Request:
Copy every line of the data in which the word "pemuda" occurs.

Material supplied:
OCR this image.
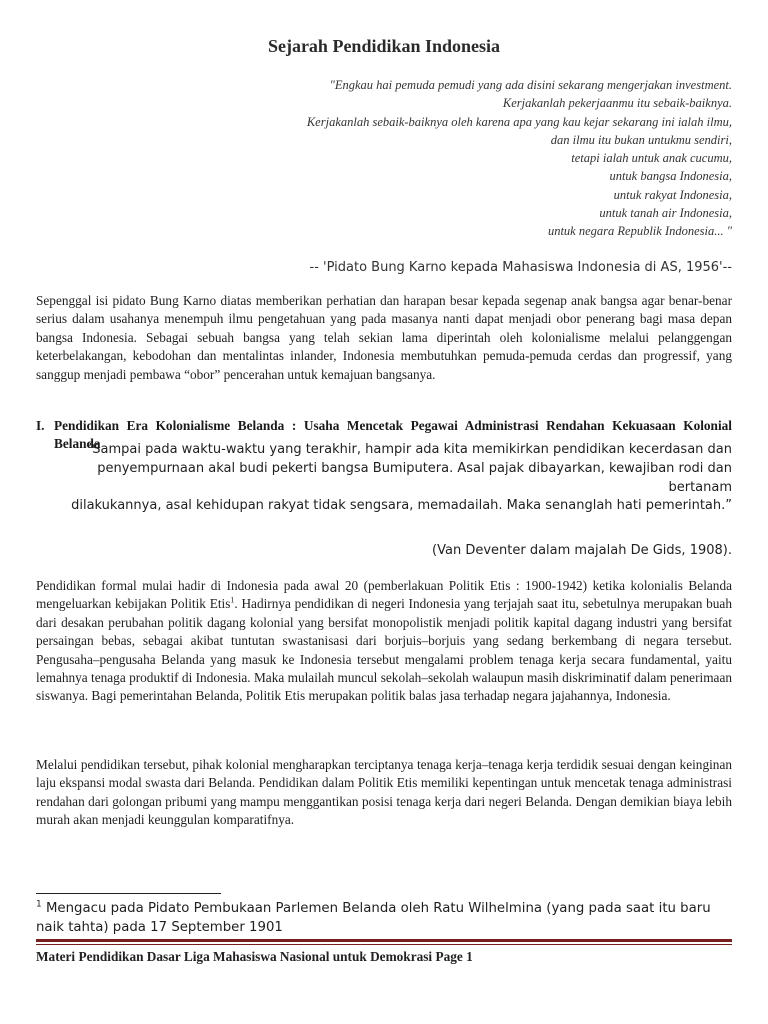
Sejarah Pendidikan Indonesia
"Engkau hai pemuda pemudi yang ada disini sekarang mengerjakan investment.
Kerjakanlah pekerjaanmu itu sebaik-baiknya.
Kerjakanlah sebaik-baiknya oleh karena apa yang kau kejar sekarang ini ialah ilmu,
dan ilmu itu bukan untukmu sendiri,
tetapi ialah untuk anak cucumu,
untuk bangsa Indonesia,
untuk rakyat Indonesia,
untuk tanah air Indonesia,
untuk negara Republik Indonesia... "
-- 'Pidato Bung Karno kepada Mahasiswa Indonesia di AS, 1956'--
Sepenggal isi pidato Bung Karno diatas memberikan perhatian dan harapan besar kepada segenap anak bangsa agar benar-benar serius dalam usahanya menempuh ilmu pengetahuan yang pada masanya nanti dapat menjadi obor penerang bagi masa depan bangsa Indonesia. Sebagai sebuah bangsa yang telah sekian lama diperintah oleh kolonialisme melalui pelanggengan keterbelakangan, kebodohan dan mentalintas inlander, Indonesia membutuhkan pemuda-pemuda cerdas dan progressif, yang sanggup menjadi pembawa “obor” pencerahan untuk kemajuan bangsanya.
I. Pendidikan Era Kolonialisme Belanda : Usaha Mencetak Pegawai Administrasi Rendahan Kekuasaan Kolonial Belanda
”Sampai pada waktu-waktu yang terakhir, hampir ada kita memikirkan pendidikan kecerdasan dan
penyempurnaan akal budi pekerti bangsa Bumiputera. Asal pajak dibayarkan, kewajiban rodi dan bertanam
dilakukannya, asal kehidupan rakyat tidak sengsara, memadailah. Maka senanglah hati pemerintah.”
(Van Deventer dalam majalah De Gids, 1908).
Pendidikan formal mulai hadir di Indonesia pada awal 20 (pemberlakuan Politik Etis : 1900-1942) ketika kolonialis Belanda mengeluarkan kebijakan Politik Etis$^1$. Hadirnya pendidikan di negeri Indonesia yang terjajah saat itu, sebetulnya merupakan buah dari desakan perubahan politik dagang kolonial yang bersifat monopolistik menjadi politik kapital dagang industri yang bersifat persaingan bebas, sebagai akibat tuntutan swastanisasi dari borjuis–borjuis yang sedang berkembang di negara tersebut. Pengusaha–pengusaha Belanda yang masuk ke Indonesia tersebut mengalami problem tenaga kerja secara fundamental, yaitu lemahnya tenaga produktif di Indonesia. Maka mulailah muncul sekolah–sekolah walaupun masih diskriminatif dalam penerimaan siswanya. Bagi pemerintahan Belanda, Politik Etis merupakan politik balas jasa terhadap negara jajahannya, Indonesia.
Melalui pendidikan tersebut, pihak kolonial mengharapkan terciptanya tenaga kerja–tenaga kerja terdidik sesuai dengan keinginan laju ekspansi modal swasta dari Belanda. Pendidikan dalam Politik Etis memiliki kepentingan untuk mencetak tenaga administrasi rendahan dari golongan pribumi yang mampu menggantikan posisi tenaga kerja dari negeri Belanda. Dengan demikian biaya lebih murah akan menjadi keunggulan komparatifnya.
$^1$ Mengacu pada Pidato Pembukaan Parlemen Belanda oleh Ratu Wilhelmina (yang pada saat itu baru naik tahta) pada 17 September 1901
Materi Pendidikan Dasar Liga Mahasiswa Nasional untuk Demokrasi Page 1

Full answer:
"Engkau hai pemuda pemudi yang ada disini sekarang mengerjakan investment.
Sepenggal isi pidato Bung Karno diatas memberikan perhatian dan harapan besar kepada segenap anak bangsa agar benar-benar serius dalam usahanya menempuh ilmu pengetahuan yang pada masanya nanti dapat menjadi obor penerang bagi masa depan bangsa Indonesia. Sebagai sebuah bangsa yang telah sekian lama diperintah oleh kolonialisme melalui pelanggengan keterbelakangan, kebodohan dan mentalintas inlander, Indonesia membutuhkan pemuda-pemuda cerdas dan progressif, yang sanggup menjadi pembawa “obor” pencerahan untuk kemajuan bangsanya.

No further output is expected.